* Task details *
Return every row below verbatim, but leave out the pictures.

* Extracted records *
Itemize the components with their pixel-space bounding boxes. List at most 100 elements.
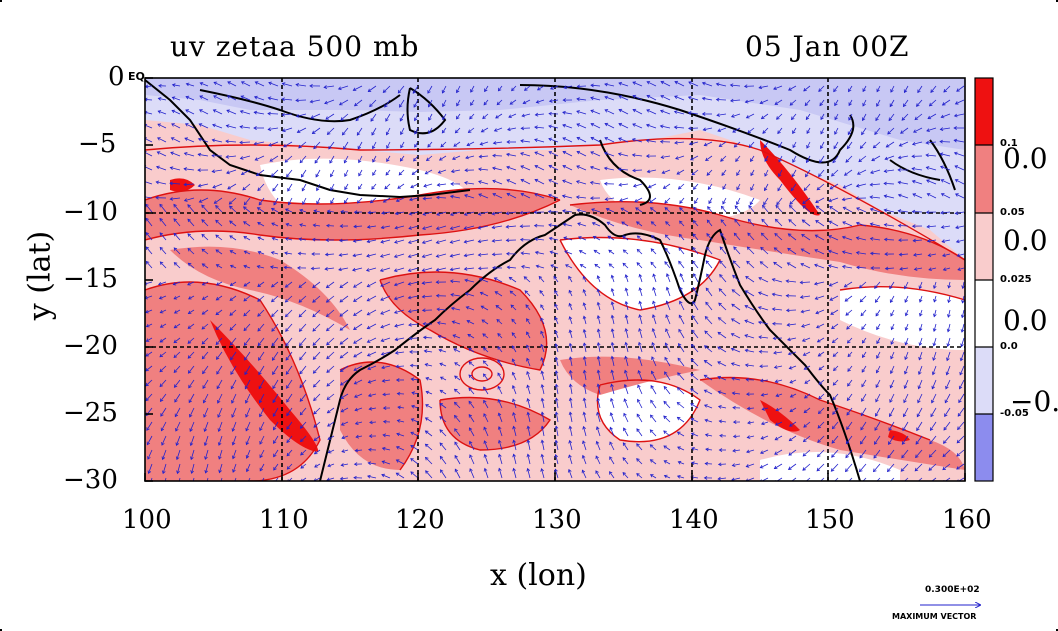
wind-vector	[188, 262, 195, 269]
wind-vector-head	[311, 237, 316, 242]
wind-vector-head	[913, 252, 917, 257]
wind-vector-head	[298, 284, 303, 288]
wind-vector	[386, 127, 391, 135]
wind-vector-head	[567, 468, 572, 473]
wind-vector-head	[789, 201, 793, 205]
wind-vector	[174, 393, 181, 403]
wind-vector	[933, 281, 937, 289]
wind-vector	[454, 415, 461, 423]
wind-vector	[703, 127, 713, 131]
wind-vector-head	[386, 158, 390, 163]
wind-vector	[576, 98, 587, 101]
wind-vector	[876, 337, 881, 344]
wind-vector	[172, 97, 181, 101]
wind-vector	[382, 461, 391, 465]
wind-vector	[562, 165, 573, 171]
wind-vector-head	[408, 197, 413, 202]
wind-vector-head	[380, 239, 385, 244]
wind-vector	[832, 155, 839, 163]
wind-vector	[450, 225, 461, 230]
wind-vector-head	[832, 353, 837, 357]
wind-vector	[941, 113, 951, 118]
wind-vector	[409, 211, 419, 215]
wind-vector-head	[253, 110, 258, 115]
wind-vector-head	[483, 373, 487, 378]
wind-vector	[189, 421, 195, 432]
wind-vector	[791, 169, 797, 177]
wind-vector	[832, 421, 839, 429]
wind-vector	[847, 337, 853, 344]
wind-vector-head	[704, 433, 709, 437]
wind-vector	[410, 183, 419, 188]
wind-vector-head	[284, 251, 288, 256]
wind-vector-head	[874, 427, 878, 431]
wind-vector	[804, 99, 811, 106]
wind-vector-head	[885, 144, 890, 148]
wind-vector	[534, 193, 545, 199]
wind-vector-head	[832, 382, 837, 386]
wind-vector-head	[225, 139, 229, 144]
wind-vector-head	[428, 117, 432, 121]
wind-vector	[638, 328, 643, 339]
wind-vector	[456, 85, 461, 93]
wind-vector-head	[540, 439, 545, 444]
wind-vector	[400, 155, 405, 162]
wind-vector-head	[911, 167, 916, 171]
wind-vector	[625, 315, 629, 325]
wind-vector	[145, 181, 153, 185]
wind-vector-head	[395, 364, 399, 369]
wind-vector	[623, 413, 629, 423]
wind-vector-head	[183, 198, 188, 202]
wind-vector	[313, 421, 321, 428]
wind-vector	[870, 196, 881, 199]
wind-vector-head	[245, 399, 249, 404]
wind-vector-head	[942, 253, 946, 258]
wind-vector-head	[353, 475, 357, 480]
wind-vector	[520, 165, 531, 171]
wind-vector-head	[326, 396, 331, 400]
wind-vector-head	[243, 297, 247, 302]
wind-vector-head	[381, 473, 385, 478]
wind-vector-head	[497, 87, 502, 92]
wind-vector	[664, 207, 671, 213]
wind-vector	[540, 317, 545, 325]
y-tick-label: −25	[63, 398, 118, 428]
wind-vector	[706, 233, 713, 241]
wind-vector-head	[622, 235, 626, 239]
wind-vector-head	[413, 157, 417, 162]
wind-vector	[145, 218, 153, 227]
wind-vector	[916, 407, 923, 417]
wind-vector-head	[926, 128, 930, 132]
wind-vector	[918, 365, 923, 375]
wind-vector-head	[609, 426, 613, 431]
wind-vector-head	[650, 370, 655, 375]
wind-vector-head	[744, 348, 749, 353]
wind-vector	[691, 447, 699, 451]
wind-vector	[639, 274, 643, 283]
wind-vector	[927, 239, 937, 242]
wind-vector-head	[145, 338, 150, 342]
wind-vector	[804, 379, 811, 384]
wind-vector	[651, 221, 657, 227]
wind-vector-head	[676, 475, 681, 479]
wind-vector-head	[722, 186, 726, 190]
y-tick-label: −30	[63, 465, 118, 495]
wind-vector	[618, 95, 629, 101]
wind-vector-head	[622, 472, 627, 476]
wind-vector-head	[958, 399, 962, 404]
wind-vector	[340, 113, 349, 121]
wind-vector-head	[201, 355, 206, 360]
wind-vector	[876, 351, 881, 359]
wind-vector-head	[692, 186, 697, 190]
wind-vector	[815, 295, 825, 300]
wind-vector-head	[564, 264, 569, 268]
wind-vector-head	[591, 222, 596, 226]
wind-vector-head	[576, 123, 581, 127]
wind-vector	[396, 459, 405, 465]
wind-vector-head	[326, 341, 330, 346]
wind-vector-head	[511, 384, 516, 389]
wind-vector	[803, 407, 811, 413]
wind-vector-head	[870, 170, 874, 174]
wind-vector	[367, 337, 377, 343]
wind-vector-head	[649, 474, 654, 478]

* Result for this exercise *
Itemize the components with their pixel-space bounding boxes. List at most 100 elements.
wind-vector	[188, 262, 195, 269]
wind-vector-head	[311, 237, 316, 242]
wind-vector-head	[913, 252, 917, 257]
wind-vector-head	[298, 284, 303, 288]
wind-vector	[386, 127, 391, 135]
wind-vector-head	[567, 468, 572, 473]
wind-vector-head	[789, 201, 793, 205]
wind-vector	[174, 393, 181, 403]
wind-vector	[933, 281, 937, 289]
wind-vector	[454, 415, 461, 423]
wind-vector	[703, 127, 713, 131]
wind-vector-head	[386, 158, 390, 163]
wind-vector	[576, 98, 587, 101]
wind-vector	[876, 337, 881, 344]
wind-vector	[172, 97, 181, 101]
wind-vector	[382, 461, 391, 465]
wind-vector	[562, 165, 573, 171]
wind-vector-head	[408, 197, 413, 202]
wind-vector-head	[380, 239, 385, 244]
wind-vector	[832, 155, 839, 163]
wind-vector	[450, 225, 461, 230]
wind-vector-head	[832, 353, 837, 357]
wind-vector	[941, 113, 951, 118]
wind-vector	[409, 211, 419, 215]
wind-vector-head	[253, 110, 258, 115]
wind-vector-head	[483, 373, 487, 378]
wind-vector	[189, 421, 195, 432]
wind-vector	[791, 169, 797, 177]
wind-vector	[832, 421, 839, 429]
wind-vector	[847, 337, 853, 344]
wind-vector-head	[704, 433, 709, 437]
wind-vector	[410, 183, 419, 188]
wind-vector-head	[284, 251, 288, 256]
wind-vector-head	[874, 427, 878, 431]
wind-vector	[804, 99, 811, 106]
wind-vector-head	[885, 144, 890, 148]
wind-vector	[534, 193, 545, 199]
wind-vector-head	[832, 382, 837, 386]
wind-vector-head	[225, 139, 229, 144]
wind-vector-head	[428, 117, 432, 121]
wind-vector	[638, 328, 643, 339]
wind-vector	[456, 85, 461, 93]
wind-vector-head	[540, 439, 545, 444]
wind-vector	[400, 155, 405, 162]
wind-vector-head	[911, 167, 916, 171]
wind-vector	[625, 315, 629, 325]
wind-vector	[145, 181, 153, 185]
wind-vector-head	[395, 364, 399, 369]
wind-vector	[623, 413, 629, 423]
wind-vector-head	[183, 198, 188, 202]
wind-vector	[313, 421, 321, 428]
wind-vector	[870, 196, 881, 199]
wind-vector-head	[245, 399, 249, 404]
wind-vector-head	[942, 253, 946, 258]
wind-vector-head	[353, 475, 357, 480]
wind-vector	[520, 165, 531, 171]
wind-vector-head	[326, 396, 331, 400]
wind-vector-head	[243, 297, 247, 302]
wind-vector-head	[381, 473, 385, 478]
wind-vector-head	[497, 87, 502, 92]
wind-vector	[664, 207, 671, 213]
wind-vector	[540, 317, 545, 325]
y-tick-label: −25	[63, 398, 118, 428]
wind-vector	[706, 233, 713, 241]
wind-vector-head	[622, 235, 626, 239]
wind-vector-head	[413, 157, 417, 162]
wind-vector	[145, 218, 153, 227]
wind-vector	[916, 407, 923, 417]
wind-vector-head	[926, 128, 930, 132]
wind-vector	[918, 365, 923, 375]
wind-vector-head	[609, 426, 613, 431]
wind-vector-head	[650, 370, 655, 375]
wind-vector-head	[744, 348, 749, 353]
wind-vector	[691, 447, 699, 451]
wind-vector	[639, 274, 643, 283]
wind-vector	[927, 239, 937, 242]
wind-vector-head	[145, 338, 150, 342]
wind-vector	[804, 379, 811, 384]
wind-vector	[651, 221, 657, 227]
wind-vector-head	[676, 475, 681, 479]
wind-vector-head	[722, 186, 726, 190]
y-tick-label: −30	[63, 465, 118, 495]
wind-vector	[618, 95, 629, 101]
wind-vector-head	[622, 472, 627, 476]
wind-vector-head	[958, 399, 962, 404]
wind-vector	[340, 113, 349, 121]
wind-vector-head	[201, 355, 206, 360]
wind-vector	[876, 351, 881, 359]
wind-vector-head	[692, 186, 697, 190]
wind-vector	[815, 295, 825, 300]
wind-vector-head	[564, 264, 569, 268]
wind-vector-head	[591, 222, 596, 226]
wind-vector-head	[576, 123, 581, 127]
wind-vector	[396, 459, 405, 465]
wind-vector-head	[326, 341, 330, 346]
wind-vector-head	[511, 384, 516, 389]
wind-vector	[803, 407, 811, 413]
wind-vector-head	[870, 170, 874, 174]
wind-vector	[367, 337, 377, 343]
wind-vector-head	[649, 474, 654, 478]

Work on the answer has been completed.